• What needs to be done:
Retype the data word for word, starting with its first line and continuing through the line that contains "- data-slot-label: z12: [177, 635, 187, 641]".

• Supplied material:
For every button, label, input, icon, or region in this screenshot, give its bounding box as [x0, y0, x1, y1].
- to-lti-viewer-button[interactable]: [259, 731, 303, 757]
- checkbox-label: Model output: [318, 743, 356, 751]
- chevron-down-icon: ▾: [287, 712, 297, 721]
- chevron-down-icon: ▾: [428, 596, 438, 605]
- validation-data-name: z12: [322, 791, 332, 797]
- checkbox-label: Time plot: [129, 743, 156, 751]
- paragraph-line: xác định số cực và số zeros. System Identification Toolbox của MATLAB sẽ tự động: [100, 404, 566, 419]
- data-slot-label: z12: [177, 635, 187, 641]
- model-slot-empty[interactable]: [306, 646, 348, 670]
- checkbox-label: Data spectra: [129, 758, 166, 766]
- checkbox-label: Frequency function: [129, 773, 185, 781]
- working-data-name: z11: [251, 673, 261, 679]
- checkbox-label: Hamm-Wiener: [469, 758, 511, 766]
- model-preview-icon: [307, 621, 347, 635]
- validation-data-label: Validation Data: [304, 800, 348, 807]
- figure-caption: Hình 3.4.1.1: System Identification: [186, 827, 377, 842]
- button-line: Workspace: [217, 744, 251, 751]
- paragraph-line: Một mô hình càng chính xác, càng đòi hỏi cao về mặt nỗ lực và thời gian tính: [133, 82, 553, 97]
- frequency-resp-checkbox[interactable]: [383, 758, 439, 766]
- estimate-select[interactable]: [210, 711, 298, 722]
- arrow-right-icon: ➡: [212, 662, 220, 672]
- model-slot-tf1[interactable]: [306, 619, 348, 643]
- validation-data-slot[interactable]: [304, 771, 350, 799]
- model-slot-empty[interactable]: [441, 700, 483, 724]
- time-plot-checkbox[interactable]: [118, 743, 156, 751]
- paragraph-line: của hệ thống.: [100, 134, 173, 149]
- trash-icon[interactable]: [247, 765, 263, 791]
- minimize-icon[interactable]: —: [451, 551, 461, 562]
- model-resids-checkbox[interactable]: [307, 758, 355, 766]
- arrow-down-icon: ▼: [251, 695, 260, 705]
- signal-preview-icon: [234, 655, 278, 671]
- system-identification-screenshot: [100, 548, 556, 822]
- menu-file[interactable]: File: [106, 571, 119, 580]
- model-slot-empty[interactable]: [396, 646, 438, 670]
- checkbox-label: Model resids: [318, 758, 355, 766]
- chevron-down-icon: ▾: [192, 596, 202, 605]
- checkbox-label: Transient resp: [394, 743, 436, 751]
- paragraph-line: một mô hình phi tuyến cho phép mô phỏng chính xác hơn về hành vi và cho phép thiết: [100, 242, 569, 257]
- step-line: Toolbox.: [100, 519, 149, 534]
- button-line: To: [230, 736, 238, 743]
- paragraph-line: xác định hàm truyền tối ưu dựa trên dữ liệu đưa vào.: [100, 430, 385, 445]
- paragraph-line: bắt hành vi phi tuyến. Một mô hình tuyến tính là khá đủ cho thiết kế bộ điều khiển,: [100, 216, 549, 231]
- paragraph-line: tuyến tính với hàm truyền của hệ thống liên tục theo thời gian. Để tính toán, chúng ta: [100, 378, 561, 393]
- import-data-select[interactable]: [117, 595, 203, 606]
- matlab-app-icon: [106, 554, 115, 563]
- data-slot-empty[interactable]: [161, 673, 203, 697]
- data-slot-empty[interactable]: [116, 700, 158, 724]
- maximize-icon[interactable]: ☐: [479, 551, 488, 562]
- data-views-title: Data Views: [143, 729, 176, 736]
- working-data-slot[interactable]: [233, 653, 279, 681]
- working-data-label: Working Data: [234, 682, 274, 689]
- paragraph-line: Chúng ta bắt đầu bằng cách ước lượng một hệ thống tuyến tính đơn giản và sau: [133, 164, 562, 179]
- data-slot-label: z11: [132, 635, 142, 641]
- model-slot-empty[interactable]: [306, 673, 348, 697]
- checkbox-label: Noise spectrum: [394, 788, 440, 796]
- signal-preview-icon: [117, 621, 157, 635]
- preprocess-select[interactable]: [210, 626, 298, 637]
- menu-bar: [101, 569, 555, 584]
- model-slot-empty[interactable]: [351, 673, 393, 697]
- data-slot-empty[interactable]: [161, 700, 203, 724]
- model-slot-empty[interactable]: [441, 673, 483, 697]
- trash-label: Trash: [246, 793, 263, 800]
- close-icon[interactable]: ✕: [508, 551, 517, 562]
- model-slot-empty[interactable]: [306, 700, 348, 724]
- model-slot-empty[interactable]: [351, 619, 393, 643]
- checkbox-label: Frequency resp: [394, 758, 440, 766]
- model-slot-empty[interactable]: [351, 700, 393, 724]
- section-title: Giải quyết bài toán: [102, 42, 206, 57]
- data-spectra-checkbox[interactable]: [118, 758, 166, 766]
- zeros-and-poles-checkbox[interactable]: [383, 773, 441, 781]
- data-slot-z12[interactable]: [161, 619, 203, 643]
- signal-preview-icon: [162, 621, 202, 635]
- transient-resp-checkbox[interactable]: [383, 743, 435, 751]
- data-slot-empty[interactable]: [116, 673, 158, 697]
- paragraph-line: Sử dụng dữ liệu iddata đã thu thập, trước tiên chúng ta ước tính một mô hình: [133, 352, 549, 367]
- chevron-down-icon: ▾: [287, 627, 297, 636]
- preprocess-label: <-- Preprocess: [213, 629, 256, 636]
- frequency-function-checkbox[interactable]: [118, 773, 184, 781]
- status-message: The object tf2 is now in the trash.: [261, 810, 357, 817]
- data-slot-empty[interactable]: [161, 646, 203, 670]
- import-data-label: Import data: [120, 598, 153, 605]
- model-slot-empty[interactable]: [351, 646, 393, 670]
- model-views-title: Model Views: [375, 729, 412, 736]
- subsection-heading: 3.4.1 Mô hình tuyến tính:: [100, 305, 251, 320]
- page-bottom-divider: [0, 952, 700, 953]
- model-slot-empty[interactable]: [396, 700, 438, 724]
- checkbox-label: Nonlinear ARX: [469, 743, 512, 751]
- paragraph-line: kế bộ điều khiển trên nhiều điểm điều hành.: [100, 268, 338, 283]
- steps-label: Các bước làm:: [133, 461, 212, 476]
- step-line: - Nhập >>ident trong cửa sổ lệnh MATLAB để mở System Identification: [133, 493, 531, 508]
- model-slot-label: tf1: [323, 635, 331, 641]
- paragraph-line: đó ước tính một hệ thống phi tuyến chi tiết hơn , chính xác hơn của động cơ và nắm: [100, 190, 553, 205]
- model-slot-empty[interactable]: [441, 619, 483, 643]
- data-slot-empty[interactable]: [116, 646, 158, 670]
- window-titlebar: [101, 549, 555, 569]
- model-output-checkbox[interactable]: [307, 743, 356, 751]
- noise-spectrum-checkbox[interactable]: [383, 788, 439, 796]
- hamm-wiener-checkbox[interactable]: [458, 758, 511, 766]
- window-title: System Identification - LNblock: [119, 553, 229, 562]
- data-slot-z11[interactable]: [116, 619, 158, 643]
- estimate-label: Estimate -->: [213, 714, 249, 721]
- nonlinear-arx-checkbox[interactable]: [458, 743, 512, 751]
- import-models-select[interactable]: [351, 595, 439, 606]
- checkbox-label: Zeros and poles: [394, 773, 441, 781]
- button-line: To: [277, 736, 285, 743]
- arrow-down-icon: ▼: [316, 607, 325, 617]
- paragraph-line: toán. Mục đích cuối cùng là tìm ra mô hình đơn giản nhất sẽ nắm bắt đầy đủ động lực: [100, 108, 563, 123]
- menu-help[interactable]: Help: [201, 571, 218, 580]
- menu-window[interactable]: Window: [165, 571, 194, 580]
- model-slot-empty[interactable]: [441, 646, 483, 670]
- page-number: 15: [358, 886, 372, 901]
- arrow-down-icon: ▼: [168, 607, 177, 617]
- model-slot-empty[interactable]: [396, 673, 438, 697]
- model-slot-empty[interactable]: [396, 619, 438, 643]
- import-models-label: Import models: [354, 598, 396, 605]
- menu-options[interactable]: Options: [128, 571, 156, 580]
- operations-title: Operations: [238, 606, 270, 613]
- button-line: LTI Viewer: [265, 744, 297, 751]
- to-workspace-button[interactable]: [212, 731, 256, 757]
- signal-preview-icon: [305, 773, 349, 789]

• Correct result:
For every button, label, input, icon, or region in this screenshot, give its bounding box as [x0, y0, x1, y1].
- to-lti-viewer-button[interactable]: [259, 731, 303, 757]
- checkbox-label: Model output: [318, 743, 356, 751]
- chevron-down-icon: ▾: [287, 712, 297, 721]
- chevron-down-icon: ▾: [428, 596, 438, 605]
- validation-data-name: z12: [322, 791, 332, 797]
- checkbox-label: Time plot: [129, 743, 156, 751]
- paragraph-line: xác định số cực và số zeros. System Identification Toolbox của MATLAB sẽ tự động: [100, 404, 566, 419]
- data-slot-label: z12: [177, 635, 187, 641]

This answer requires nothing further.